* Begin *

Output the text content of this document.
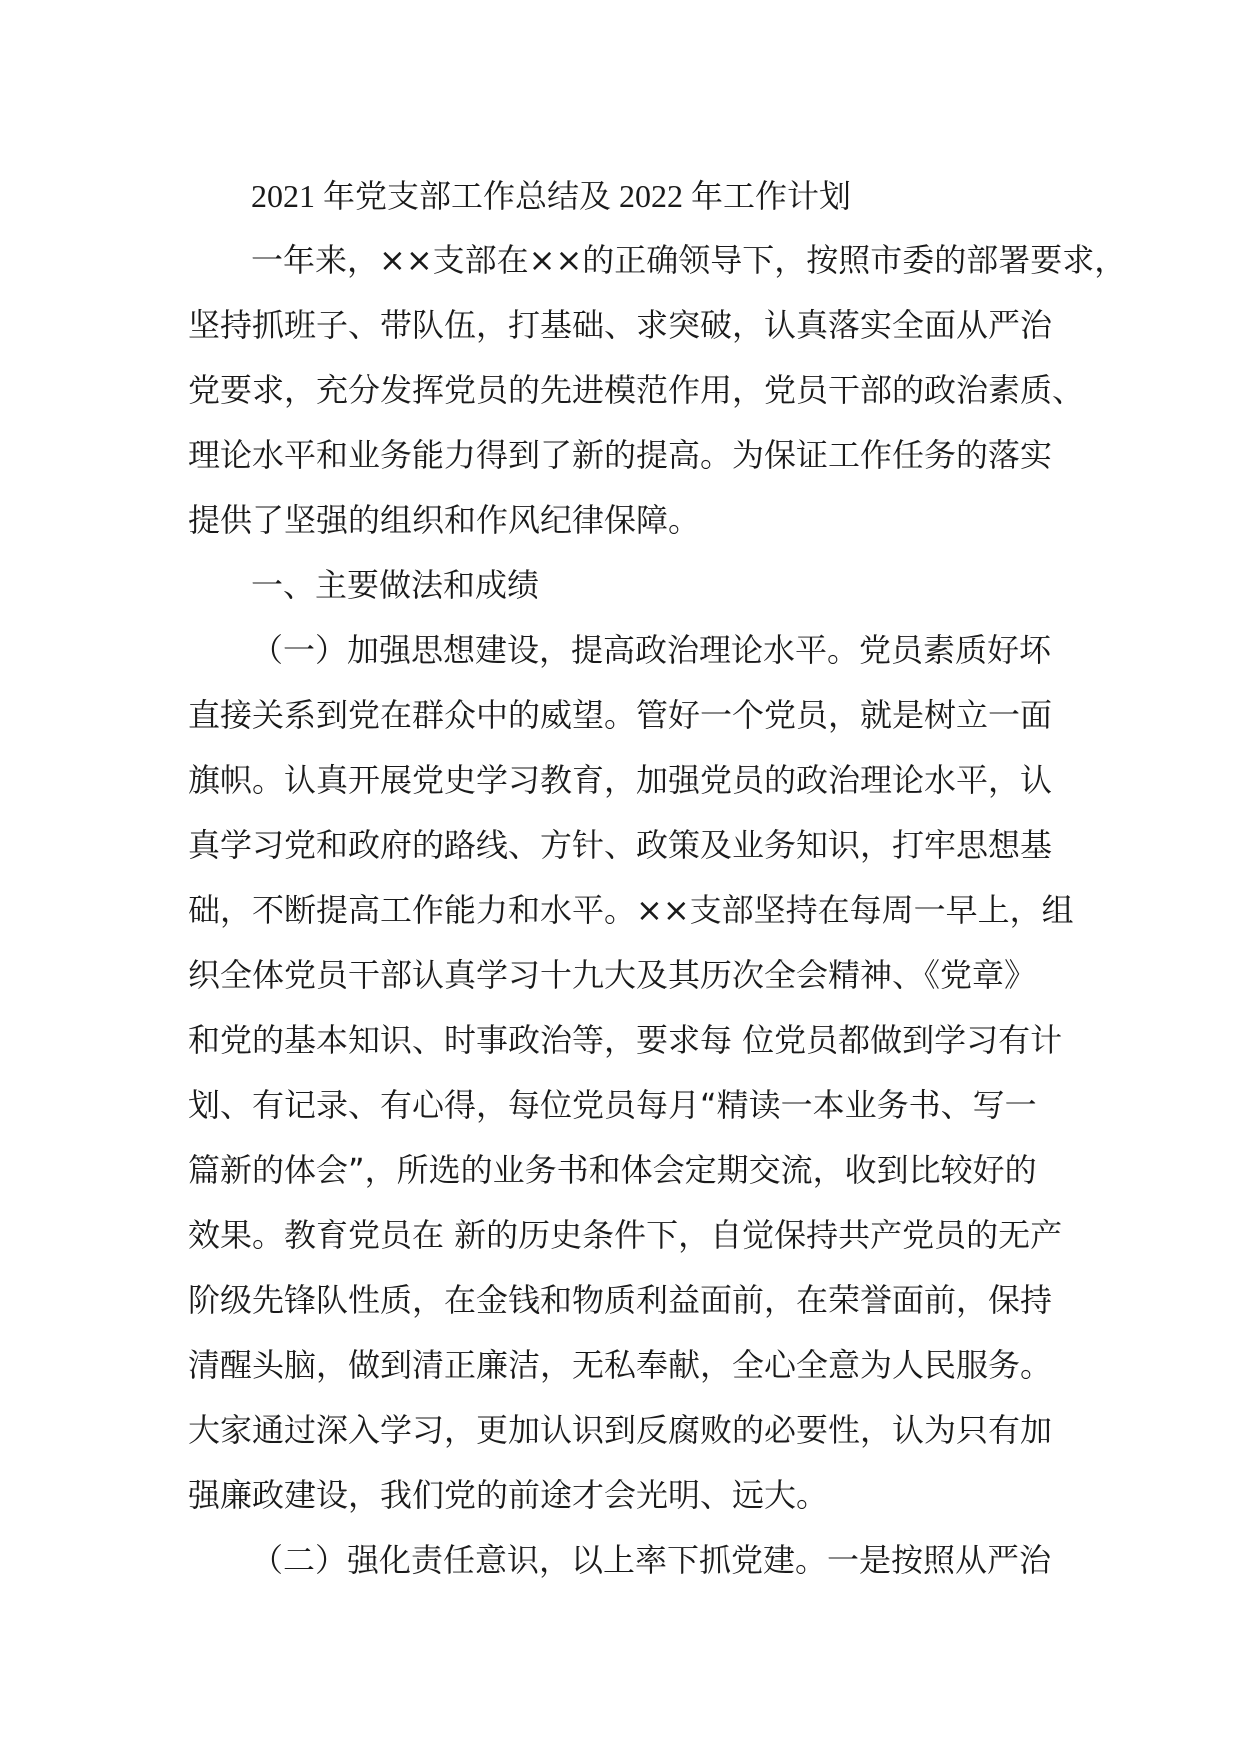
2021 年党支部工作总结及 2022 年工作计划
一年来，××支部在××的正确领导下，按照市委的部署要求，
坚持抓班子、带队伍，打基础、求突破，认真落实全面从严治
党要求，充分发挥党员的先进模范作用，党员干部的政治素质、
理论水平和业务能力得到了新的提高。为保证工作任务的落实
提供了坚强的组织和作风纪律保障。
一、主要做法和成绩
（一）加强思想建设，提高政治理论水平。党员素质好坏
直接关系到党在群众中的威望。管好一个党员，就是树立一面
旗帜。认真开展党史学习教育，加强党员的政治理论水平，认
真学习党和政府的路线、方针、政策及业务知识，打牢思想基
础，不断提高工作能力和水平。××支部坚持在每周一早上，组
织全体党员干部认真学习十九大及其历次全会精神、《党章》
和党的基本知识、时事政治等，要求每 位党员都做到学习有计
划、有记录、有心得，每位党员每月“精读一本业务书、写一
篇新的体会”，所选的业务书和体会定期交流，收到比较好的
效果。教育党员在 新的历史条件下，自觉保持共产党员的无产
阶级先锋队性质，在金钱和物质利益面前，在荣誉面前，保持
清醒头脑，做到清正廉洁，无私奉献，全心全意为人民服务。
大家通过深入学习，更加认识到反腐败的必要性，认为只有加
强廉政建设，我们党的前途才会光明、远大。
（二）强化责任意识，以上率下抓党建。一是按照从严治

* End *

YOUR INSTRUCTIONS: Skipping the pictures, transcribe each line above exactly as it appears.

WRITTEN SOLUTION:
Output the text content of this document.
2021 年党支部工作总结及 2022 年工作计划
一年来，××支部在××的正确领导下，按照市委的部署要求，
坚持抓班子、带队伍，打基础、求突破，认真落实全面从严治
党要求，充分发挥党员的先进模范作用，党员干部的政治素质、
理论水平和业务能力得到了新的提高。为保证工作任务的落实
提供了坚强的组织和作风纪律保障。
一、主要做法和成绩
（一）加强思想建设，提高政治理论水平。党员素质好坏
直接关系到党在群众中的威望。管好一个党员，就是树立一面
旗帜。认真开展党史学习教育，加强党员的政治理论水平，认
真学习党和政府的路线、方针、政策及业务知识，打牢思想基
础，不断提高工作能力和水平。××支部坚持在每周一早上，组
织全体党员干部认真学习十九大及其历次全会精神、《党章》
和党的基本知识、时事政治等，要求每 位党员都做到学习有计
划、有记录、有心得，每位党员每月“精读一本业务书、写一
篇新的体会”，所选的业务书和体会定期交流，收到比较好的
效果。教育党员在 新的历史条件下，自觉保持共产党员的无产
阶级先锋队性质，在金钱和物质利益面前，在荣誉面前，保持
清醒头脑，做到清正廉洁，无私奉献，全心全意为人民服务。
大家通过深入学习，更加认识到反腐败的必要性，认为只有加
强廉政建设，我们党的前途才会光明、远大。
（二）强化责任意识，以上率下抓党建。一是按照从严治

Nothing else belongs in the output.